**Dataset entries:**

────────────────────────────────────────

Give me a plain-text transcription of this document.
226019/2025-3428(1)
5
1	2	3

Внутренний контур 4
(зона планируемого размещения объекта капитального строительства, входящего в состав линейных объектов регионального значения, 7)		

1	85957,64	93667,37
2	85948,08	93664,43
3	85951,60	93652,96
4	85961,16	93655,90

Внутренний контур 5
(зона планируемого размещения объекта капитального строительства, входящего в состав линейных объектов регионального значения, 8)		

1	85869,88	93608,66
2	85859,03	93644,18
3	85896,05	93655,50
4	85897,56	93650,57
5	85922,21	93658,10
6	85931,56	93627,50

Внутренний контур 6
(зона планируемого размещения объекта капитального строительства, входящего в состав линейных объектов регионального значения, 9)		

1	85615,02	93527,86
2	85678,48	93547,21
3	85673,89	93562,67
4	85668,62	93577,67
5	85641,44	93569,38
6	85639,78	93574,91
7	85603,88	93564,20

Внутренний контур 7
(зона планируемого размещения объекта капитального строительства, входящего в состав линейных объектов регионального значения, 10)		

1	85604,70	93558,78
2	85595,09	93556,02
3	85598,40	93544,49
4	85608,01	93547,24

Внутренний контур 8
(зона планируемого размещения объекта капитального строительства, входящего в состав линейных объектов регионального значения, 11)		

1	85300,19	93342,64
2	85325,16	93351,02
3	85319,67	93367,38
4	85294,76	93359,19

────────────────────────────────────────

**Your goal:**
Review the preceding data and report every line that includes the string "контур".

**Task solution:**
Внутренний контур 4
Внутренний контур 5
Внутренний контур 6
Внутренний контур 7
Внутренний контур 8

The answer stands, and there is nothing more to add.